# EXERCISE:
Copy every entry word for word. Skip the pictures.

# PROVIDED DATA:
# # # #
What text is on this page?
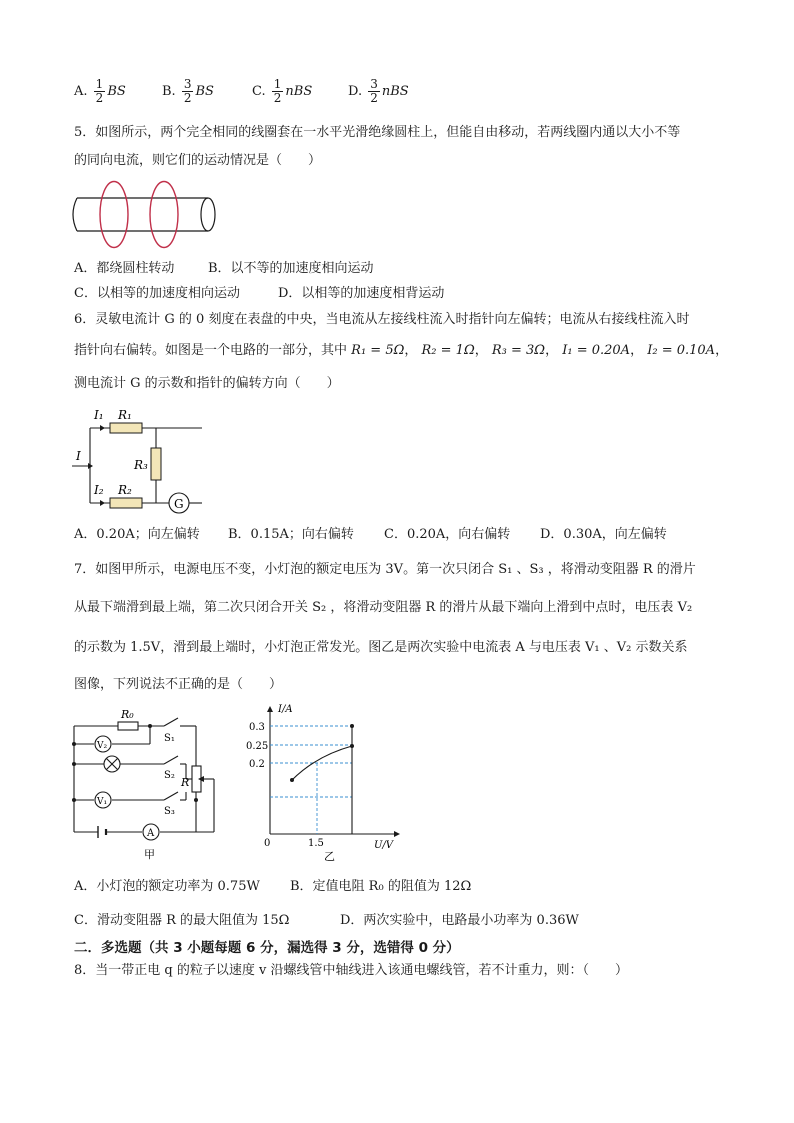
A. $\frac{1}{2}$ BS	B. $\frac{3}{2}$ BS	C. $\frac{1}{2}$ nBS	D. $\frac{3}{2}$ nBS
5．如图所示，两个完全相同的线圈套在一水平光滑绝缘圆柱上，但能自由移动，若两线圈内通以大小不等
的同向电流，则它们的运动情况是（　　）
A．都绕圆柱转动	B．以不等的加速度相向运动
C．以相等的加速度相向运动	D．以相等的加速度相背运动
6．灵敏电流计 G 的 0 刻度在表盘的中央，当电流从左接线柱流入时指针向左偏转；电流从右接线柱流入时
指针向右偏转。如图是一个电路的一部分，其中 R₁ = 5Ω， R₂ = 1Ω， R₃ = 3Ω， I₁ = 0.20A， I₂ = 0.10A，
测电流计 G 的示数和指针的偏转方向（　　）
I₁ R₁
I
R₃
I₂ R₂
G
A．0.20A；向左偏转 B．0.15A；向右偏转 C．0.20A，向右偏转 D．0.30A，向左偏转
7．如图甲所示，电源电压不变，小灯泡的额定电压为 3V。第一次只闭合 S₁ 、S₃ ，将滑动变阻器 R 的滑片
从最下端滑到最上端，第二次只闭合开关 S₂ ，将滑动变阻器 R 的滑片从最下端向上滑到中点时，电压表 V₂
的示数为 1.5V，滑到最上端时，小灯泡正常发光。图乙是两次实验中电流表 A 与电压表 V₁ 、V₂ 示数关系
图像，下列说法不正确的是（　　）
R₀
S₁
S₂
S₃
R
V₂
V₁
A
甲
I/A
U/V
0
0.3
0.25
0.2
1.5
乙
A．小灯泡的额定功率为 0.75W B．定值电阻 R₀ 的阻值为 12Ω
C．滑动变阻器 R 的最大阻值为 15Ω	D．两次实验中，电路最小功率为 0.36W
二．多选题（共 3 小题每题 6 分，漏选得 3 分，选错得 0 分）
8．当一带正电 q 的粒子以速度 v 沿螺线管中轴线进入该通电螺线管，若不计重力，则：（　　）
# # # #
# EXERCISE OUTPUT:
What text is on this page?
A. $\frac{1}{2}$ BS	B. $\frac{3}{2}$ BS	C. $\frac{1}{2}$ nBS	D. $\frac{3}{2}$ nBS
5．如图所示，两个完全相同的线圈套在一水平光滑绝缘圆柱上，但能自由移动，若两线圈内通以大小不等
的同向电流，则它们的运动情况是（　　）
A．都绕圆柱转动	B．以不等的加速度相向运动
C．以相等的加速度相向运动	D．以相等的加速度相背运动
6．灵敏电流计 G 的 0 刻度在表盘的中央，当电流从左接线柱流入时指针向左偏转；电流从右接线柱流入时
指针向右偏转。如图是一个电路的一部分，其中 R₁ = 5Ω， R₂ = 1Ω， R₃ = 3Ω， I₁ = 0.20A， I₂ = 0.10A，
测电流计 G 的示数和指针的偏转方向（　　）
I₁ R₁
I
R₃
I₂ R₂
G
A．0.20A；向左偏转 B．0.15A；向右偏转 C．0.20A，向右偏转 D．0.30A，向左偏转
7．如图甲所示，电源电压不变，小灯泡的额定电压为 3V。第一次只闭合 S₁ 、S₃ ，将滑动变阻器 R 的滑片
从最下端滑到最上端，第二次只闭合开关 S₂ ，将滑动变阻器 R 的滑片从最下端向上滑到中点时，电压表 V₂
的示数为 1.5V，滑到最上端时，小灯泡正常发光。图乙是两次实验中电流表 A 与电压表 V₁ 、V₂ 示数关系
图像，下列说法不正确的是（　　）
R₀
S₁
S₂
S₃
R
V₂
V₁
A
甲
I/A
U/V
0
0.3
0.25
0.2
1.5
乙
A．小灯泡的额定功率为 0.75W B．定值电阻 R₀ 的阻值为 12Ω
C．滑动变阻器 R 的最大阻值为 15Ω	D．两次实验中，电路最小功率为 0.36W
二．多选题（共 3 小题每题 6 分，漏选得 3 分，选错得 0 分）
8．当一带正电 q 的粒子以速度 v 沿螺线管中轴线进入该通电螺线管，若不计重力，则：（　　）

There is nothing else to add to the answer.